══ RECORD EXTRACTS ══

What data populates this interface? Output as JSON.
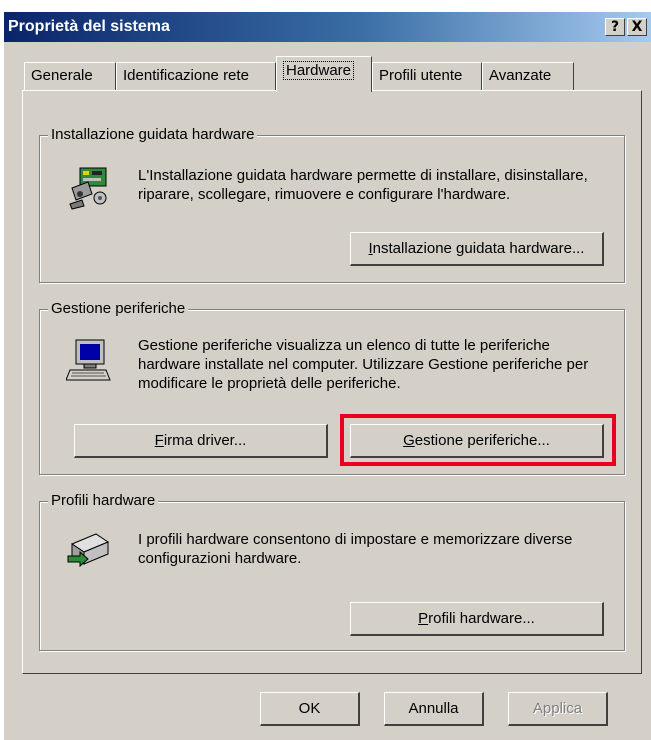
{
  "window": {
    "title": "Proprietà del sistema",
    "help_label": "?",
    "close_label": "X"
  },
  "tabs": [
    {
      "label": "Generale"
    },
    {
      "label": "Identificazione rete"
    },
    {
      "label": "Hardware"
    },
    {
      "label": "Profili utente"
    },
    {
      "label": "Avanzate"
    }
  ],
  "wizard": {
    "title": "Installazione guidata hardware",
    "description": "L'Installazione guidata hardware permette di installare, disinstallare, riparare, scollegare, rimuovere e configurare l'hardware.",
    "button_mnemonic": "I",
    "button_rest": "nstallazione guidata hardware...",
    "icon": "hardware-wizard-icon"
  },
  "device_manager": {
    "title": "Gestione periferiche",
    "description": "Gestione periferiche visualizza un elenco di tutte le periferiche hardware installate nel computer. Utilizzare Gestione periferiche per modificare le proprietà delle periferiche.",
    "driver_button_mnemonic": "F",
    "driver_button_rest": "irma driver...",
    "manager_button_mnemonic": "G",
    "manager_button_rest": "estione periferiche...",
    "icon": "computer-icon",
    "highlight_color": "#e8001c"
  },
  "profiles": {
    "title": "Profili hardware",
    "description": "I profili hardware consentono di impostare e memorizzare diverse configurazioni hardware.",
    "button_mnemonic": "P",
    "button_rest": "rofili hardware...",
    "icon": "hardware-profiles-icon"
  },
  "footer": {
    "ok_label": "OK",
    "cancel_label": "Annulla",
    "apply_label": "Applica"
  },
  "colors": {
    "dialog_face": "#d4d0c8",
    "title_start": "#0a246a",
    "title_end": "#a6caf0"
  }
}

═══

EXERCISE REQUIREMENTS:
Using the material above, gather every line that includes "periferiche".

SOLUTION TO THIS EXERCISE:
    "title": "Gestione periferiche",
    "description": "Gestione periferiche visualizza un elenco di tutte le periferiche hardware installate nel computer. Utilizzare Gestione periferiche per modificare le proprietà delle periferiche.",
    "manager_button_rest": "estione periferiche...",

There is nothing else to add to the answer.